BEGIN Stored data

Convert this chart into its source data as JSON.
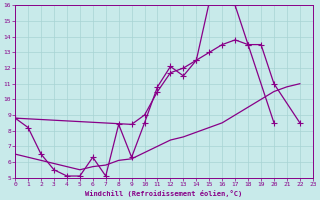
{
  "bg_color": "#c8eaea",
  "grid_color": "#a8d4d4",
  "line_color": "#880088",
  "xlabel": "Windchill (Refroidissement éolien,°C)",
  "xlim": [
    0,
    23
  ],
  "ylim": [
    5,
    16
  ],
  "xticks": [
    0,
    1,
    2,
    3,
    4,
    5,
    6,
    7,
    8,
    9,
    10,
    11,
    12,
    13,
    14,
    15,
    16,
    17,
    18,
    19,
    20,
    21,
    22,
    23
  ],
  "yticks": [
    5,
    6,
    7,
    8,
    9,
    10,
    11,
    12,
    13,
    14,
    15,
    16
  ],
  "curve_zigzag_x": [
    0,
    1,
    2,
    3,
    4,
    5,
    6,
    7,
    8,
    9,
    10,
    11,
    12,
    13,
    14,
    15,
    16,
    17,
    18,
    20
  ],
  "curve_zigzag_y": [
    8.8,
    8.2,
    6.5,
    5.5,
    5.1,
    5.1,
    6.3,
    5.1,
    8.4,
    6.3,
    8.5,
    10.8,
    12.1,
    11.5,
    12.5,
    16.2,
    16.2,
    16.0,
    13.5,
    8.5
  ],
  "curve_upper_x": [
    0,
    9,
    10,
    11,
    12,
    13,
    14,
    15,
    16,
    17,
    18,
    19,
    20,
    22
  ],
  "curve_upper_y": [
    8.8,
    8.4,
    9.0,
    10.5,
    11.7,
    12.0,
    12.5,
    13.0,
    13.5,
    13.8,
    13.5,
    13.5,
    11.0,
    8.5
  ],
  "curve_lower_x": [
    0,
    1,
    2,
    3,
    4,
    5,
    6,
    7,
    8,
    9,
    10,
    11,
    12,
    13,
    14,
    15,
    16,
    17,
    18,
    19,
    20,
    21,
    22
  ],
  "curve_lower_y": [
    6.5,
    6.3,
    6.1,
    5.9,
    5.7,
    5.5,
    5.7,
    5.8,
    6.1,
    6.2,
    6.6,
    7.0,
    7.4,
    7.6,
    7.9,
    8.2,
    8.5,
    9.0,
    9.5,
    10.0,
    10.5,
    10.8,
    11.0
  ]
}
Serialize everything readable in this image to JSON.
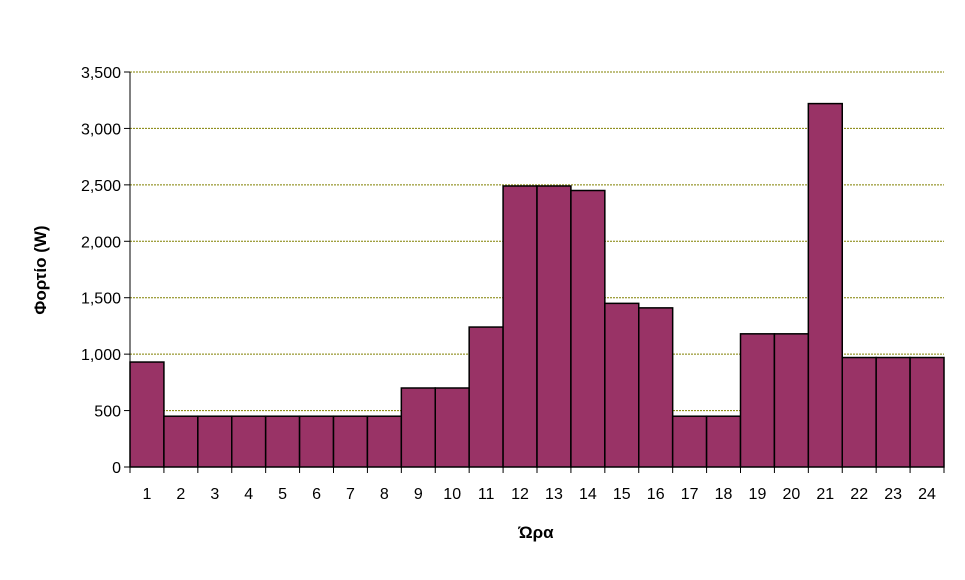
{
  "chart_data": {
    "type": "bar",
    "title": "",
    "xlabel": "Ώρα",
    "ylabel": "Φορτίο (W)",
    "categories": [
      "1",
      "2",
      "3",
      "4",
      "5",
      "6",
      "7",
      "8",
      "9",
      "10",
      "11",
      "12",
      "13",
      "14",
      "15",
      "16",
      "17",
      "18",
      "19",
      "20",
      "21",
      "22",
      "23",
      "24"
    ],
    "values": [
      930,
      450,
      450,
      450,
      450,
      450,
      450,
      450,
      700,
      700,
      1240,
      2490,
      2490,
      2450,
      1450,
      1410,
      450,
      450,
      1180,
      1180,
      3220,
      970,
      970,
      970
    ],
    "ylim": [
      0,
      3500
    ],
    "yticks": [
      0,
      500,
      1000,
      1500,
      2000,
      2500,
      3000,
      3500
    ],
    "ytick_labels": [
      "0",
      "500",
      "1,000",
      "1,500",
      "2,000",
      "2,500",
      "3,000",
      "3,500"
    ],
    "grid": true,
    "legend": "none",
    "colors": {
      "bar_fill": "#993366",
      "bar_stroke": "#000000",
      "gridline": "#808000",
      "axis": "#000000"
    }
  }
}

END Stored data
BEGIN Stored data

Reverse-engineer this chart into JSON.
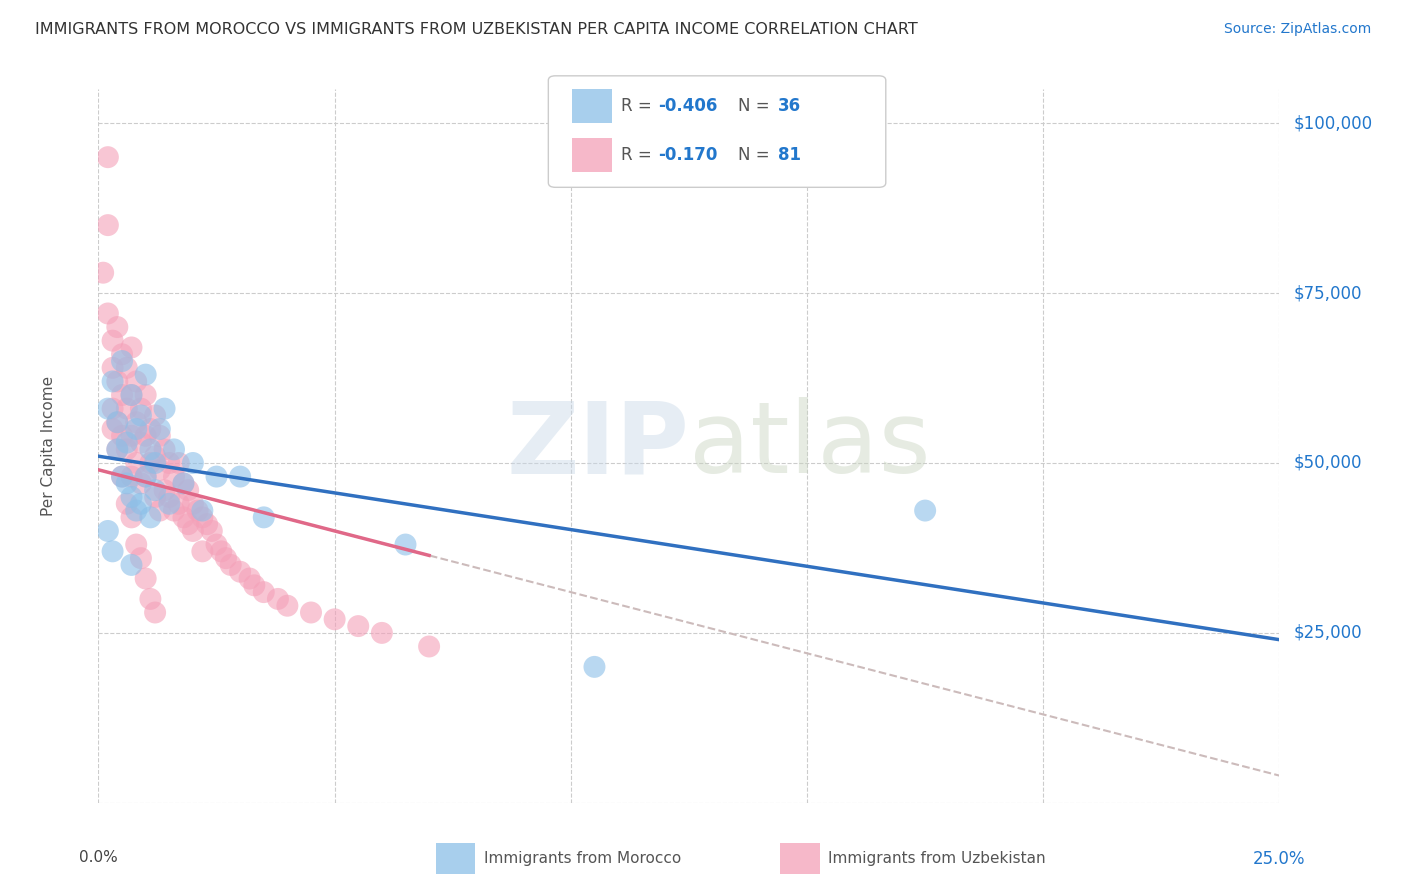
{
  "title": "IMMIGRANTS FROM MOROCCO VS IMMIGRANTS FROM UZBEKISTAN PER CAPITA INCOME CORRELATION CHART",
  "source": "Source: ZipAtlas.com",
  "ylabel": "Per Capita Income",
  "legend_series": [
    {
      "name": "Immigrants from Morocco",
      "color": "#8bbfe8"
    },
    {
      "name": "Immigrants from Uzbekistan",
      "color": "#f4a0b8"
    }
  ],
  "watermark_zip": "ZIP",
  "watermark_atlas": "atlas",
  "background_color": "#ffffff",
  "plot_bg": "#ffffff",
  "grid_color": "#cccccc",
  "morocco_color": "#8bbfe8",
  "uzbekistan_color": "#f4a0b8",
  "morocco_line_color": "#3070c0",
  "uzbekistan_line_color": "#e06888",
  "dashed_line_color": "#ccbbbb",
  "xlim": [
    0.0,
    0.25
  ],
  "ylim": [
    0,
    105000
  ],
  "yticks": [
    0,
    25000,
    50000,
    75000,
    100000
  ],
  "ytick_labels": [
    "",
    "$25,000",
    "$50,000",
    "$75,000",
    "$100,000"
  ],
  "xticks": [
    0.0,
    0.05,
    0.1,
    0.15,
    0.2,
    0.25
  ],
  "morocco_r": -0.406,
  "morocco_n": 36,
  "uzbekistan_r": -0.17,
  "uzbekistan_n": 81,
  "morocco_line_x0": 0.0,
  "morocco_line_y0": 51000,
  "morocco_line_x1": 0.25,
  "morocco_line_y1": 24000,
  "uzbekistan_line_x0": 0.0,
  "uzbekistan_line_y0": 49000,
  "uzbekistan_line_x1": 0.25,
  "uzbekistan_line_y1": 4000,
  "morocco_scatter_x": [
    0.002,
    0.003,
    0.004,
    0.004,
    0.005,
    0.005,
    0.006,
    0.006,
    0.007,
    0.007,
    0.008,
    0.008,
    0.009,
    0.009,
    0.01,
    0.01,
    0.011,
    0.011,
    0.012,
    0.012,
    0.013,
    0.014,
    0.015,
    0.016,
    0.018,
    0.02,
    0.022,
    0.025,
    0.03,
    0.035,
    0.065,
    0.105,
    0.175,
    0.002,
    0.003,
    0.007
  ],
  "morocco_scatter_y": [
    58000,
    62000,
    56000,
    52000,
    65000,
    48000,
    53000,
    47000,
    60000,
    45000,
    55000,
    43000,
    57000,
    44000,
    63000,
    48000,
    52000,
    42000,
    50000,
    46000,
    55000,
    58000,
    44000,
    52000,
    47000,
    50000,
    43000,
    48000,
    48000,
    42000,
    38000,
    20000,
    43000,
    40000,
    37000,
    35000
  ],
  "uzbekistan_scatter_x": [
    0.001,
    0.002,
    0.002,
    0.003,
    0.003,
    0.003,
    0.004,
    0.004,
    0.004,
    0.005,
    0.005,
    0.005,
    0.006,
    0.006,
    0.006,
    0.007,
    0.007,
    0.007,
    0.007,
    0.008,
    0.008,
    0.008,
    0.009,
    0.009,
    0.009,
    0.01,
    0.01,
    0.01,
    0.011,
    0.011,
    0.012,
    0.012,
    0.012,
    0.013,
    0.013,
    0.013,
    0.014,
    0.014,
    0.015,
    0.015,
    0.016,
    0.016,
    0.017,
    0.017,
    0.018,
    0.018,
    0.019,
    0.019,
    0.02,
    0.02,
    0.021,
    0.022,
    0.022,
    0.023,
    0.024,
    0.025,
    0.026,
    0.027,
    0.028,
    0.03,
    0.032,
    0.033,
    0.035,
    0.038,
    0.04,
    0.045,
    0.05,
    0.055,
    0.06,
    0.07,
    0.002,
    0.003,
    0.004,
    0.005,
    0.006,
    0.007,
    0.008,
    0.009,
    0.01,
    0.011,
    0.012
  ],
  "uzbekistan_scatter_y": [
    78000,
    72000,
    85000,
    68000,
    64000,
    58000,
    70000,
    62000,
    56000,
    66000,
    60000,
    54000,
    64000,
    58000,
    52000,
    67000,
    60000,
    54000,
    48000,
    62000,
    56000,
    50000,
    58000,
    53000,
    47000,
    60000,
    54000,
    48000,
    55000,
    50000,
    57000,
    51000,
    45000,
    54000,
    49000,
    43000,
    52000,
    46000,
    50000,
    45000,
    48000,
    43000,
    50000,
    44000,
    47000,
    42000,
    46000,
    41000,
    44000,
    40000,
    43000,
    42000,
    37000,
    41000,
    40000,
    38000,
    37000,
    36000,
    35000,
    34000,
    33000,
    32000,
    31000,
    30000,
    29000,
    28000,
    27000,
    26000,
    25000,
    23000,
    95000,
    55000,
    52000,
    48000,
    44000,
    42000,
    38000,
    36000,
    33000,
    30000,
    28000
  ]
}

END Stored data

Every line of the listing that holds "ylabel" should be found and copied.

#### Correct answer
    "ylabel": "Φορτίο (W)",
  "ylabel": "Per Capita Income",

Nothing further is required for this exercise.